* SUPPLIED RECORDS:
*-*-*

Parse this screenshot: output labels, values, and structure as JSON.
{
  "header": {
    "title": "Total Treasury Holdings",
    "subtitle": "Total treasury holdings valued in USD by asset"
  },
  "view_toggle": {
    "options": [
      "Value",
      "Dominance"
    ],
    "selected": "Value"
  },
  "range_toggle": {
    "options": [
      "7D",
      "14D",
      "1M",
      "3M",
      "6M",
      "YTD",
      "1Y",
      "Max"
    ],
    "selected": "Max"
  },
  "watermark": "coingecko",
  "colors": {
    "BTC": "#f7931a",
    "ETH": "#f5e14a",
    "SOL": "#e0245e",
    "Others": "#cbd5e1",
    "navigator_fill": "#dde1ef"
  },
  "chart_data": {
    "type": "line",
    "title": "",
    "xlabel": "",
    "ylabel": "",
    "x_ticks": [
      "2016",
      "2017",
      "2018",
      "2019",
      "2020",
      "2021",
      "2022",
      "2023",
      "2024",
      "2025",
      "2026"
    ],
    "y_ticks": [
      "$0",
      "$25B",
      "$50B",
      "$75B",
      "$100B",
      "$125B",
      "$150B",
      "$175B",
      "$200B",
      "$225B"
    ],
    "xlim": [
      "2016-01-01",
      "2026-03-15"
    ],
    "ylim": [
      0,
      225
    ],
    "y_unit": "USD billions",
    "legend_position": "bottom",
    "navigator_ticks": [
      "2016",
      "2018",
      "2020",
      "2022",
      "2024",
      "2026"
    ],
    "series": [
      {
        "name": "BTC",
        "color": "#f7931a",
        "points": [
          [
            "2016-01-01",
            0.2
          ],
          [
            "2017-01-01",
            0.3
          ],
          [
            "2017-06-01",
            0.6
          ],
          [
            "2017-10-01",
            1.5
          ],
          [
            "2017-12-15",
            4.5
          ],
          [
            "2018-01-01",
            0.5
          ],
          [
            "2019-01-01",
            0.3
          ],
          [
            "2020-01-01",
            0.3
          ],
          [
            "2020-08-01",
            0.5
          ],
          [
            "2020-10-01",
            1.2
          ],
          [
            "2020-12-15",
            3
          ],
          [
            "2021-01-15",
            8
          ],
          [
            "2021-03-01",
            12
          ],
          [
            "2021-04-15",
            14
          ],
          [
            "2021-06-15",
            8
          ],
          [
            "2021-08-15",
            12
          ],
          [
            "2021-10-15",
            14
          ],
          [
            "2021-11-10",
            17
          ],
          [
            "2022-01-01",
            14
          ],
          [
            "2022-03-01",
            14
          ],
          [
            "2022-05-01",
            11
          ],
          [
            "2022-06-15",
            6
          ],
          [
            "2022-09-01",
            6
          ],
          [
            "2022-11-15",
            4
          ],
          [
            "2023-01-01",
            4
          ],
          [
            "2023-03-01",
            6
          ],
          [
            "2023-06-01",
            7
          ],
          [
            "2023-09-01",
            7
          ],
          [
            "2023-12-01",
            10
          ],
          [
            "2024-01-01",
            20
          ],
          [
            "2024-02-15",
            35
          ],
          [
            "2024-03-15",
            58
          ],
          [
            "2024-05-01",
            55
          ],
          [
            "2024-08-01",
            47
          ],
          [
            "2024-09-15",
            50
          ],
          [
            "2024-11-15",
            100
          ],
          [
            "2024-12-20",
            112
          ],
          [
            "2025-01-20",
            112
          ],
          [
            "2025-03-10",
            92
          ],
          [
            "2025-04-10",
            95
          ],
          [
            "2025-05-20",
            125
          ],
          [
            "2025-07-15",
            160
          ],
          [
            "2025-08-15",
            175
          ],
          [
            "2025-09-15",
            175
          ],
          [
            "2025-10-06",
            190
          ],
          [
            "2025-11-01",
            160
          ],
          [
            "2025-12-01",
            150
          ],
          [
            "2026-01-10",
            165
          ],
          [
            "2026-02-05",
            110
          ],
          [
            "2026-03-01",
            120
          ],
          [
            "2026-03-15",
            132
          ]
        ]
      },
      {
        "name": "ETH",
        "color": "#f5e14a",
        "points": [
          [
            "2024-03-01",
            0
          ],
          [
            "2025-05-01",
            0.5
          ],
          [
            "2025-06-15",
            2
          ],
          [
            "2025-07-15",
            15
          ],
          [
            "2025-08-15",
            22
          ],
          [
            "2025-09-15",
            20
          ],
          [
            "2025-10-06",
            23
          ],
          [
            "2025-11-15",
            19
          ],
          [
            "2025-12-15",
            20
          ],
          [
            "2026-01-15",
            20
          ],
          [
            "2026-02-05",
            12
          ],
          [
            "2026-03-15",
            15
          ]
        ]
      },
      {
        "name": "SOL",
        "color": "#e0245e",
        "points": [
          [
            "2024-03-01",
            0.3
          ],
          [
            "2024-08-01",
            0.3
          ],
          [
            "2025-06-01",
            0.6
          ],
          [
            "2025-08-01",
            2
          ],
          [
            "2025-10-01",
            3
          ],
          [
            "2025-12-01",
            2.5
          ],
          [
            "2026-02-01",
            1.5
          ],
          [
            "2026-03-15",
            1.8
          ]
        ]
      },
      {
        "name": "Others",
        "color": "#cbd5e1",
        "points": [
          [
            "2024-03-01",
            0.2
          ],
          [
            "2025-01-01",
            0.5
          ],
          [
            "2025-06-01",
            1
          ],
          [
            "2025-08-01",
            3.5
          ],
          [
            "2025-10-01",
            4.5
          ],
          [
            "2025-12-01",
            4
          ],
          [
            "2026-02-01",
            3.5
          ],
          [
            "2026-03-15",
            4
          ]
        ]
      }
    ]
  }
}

*-*-*

* GIVEN TASK: From the records above, extract every entry exactly as given.

* SOLUTION TO THE PROBLEM:
Parse this screenshot: output labels, values, and structure as JSON.
{
  "header": {
    "title": "Total Treasury Holdings",
    "subtitle": "Total treasury holdings valued in USD by asset"
  },
  "view_toggle": {
    "options": [
      "Value",
      "Dominance"
    ],
    "selected": "Value"
  },
  "range_toggle": {
    "options": [
      "7D",
      "14D",
      "1M",
      "3M",
      "6M",
      "YTD",
      "1Y",
      "Max"
    ],
    "selected": "Max"
  },
  "watermark": "coingecko",
  "colors": {
    "BTC": "#f7931a",
    "ETH": "#f5e14a",
    "SOL": "#e0245e",
    "Others": "#cbd5e1",
    "navigator_fill": "#dde1ef"
  },
  "chart_data": {
    "type": "line",
    "title": "",
    "xlabel": "",
    "ylabel": "",
    "x_ticks": [
      "2016",
      "2017",
      "2018",
      "2019",
      "2020",
      "2021",
      "2022",
      "2023",
      "2024",
      "2025",
      "2026"
    ],
    "y_ticks": [
      "$0",
      "$25B",
      "$50B",
      "$75B",
      "$100B",
      "$125B",
      "$150B",
      "$175B",
      "$200B",
      "$225B"
    ],
    "xlim": [
      "2016-01-01",
      "2026-03-15"
    ],
    "ylim": [
      0,
      225
    ],
    "y_unit": "USD billions",
    "legend_position": "bottom",
    "navigator_ticks": [
      "2016",
      "2018",
      "2020",
      "2022",
      "2024",
      "2026"
    ],
    "series": [
      {
        "name": "BTC",
        "color": "#f7931a",
        "points": [
          [
            "2016-01-01",
            0.2
          ],
          [
            "2017-01-01",
            0.3
          ],
          [
            "2017-06-01",
            0.6
          ],
          [
            "2017-10-01",
            1.5
          ],
          [
            "2017-12-15",
            4.5
          ],
          [
            "2018-01-01",
            0.5
          ],
          [
            "2019-01-01",
            0.3
          ],
          [
            "2020-01-01",
            0.3
          ],
          [
            "2020-08-01",
            0.5
          ],
          [
            "2020-10-01",
            1.2
          ],
          [
            "2020-12-15",
            3
          ],
          [
            "2021-01-15",
            8
          ],
          [
            "2021-03-01",
            12
          ],
          [
            "2021-04-15",
            14
          ],
          [
            "2021-06-15",
            8
          ],
          [
            "2021-08-15",
            12
          ],
          [
            "2021-10-15",
            14
          ],
          [
            "2021-11-10",
            17
          ],
          [
            "2022-01-01",
            14
          ],
          [
            "2022-03-01",
            14
          ],
          [
            "2022-05-01",
            11
          ],
          [
            "2022-06-15",
            6
          ],
          [
            "2022-09-01",
            6
          ],
          [
            "2022-11-15",
            4
          ],
          [
            "2023-01-01",
            4
          ],
          [
            "2023-03-01",
            6
          ],
          [
            "2023-06-01",
            7
          ],
          [
            "2023-09-01",
            7
          ],
          [
            "2023-12-01",
            10
          ],
          [
            "2024-01-01",
            20
          ],
          [
            "2024-02-15",
            35
          ],
          [
            "2024-03-15",
            58
          ],
          [
            "2024-05-01",
            55
          ],
          [
            "2024-08-01",
            47
          ],
          [
            "2024-09-15",
            50
          ],
          [
            "2024-11-15",
            100
          ],
          [
            "2024-12-20",
            112
          ],
          [
            "2025-01-20",
            112
          ],
          [
            "2025-03-10",
            92
          ],
          [
            "2025-04-10",
            95
          ],
          [
            "2025-05-20",
            125
          ],
          [
            "2025-07-15",
            160
          ],
          [
            "2025-08-15",
            175
          ],
          [
            "2025-09-15",
            175
          ],
          [
            "2025-10-06",
            190
          ],
          [
            "2025-11-01",
            160
          ],
          [
            "2025-12-01",
            150
          ],
          [
            "2026-01-10",
            165
          ],
          [
            "2026-02-05",
            110
          ],
          [
            "2026-03-01",
            120
          ],
          [
            "2026-03-15",
            132
          ]
        ]
      },
      {
        "name": "ETH",
        "color": "#f5e14a",
        "points": [
          [
            "2024-03-01",
            0
          ],
          [
            "2025-05-01",
            0.5
          ],
          [
            "2025-06-15",
            2
          ],
          [
            "2025-07-15",
            15
          ],
          [
            "2025-08-15",
            22
          ],
          [
            "2025-09-15",
            20
          ],
          [
            "2025-10-06",
            23
          ],
          [
            "2025-11-15",
            19
          ],
          [
            "2025-12-15",
            20
          ],
          [
            "2026-01-15",
            20
          ],
          [
            "2026-02-05",
            12
          ],
          [
            "2026-03-15",
            15
          ]
        ]
      },
      {
        "name": "SOL",
        "color": "#e0245e",
        "points": [
          [
            "2024-03-01",
            0.3
          ],
          [
            "2024-08-01",
            0.3
          ],
          [
            "2025-06-01",
            0.6
          ],
          [
            "2025-08-01",
            2
          ],
          [
            "2025-10-01",
            3
          ],
          [
            "2025-12-01",
            2.5
          ],
          [
            "2026-02-01",
            1.5
          ],
          [
            "2026-03-15",
            1.8
          ]
        ]
      },
      {
        "name": "Others",
        "color": "#cbd5e1",
        "points": [
          [
            "2024-03-01",
            0.2
          ],
          [
            "2025-01-01",
            0.5
          ],
          [
            "2025-06-01",
            1
          ],
          [
            "2025-08-01",
            3.5
          ],
          [
            "2025-10-01",
            4.5
          ],
          [
            "2025-12-01",
            4
          ],
          [
            "2026-02-01",
            3.5
          ],
          [
            "2026-03-15",
            4
          ]
        ]
      }
    ]
  }
}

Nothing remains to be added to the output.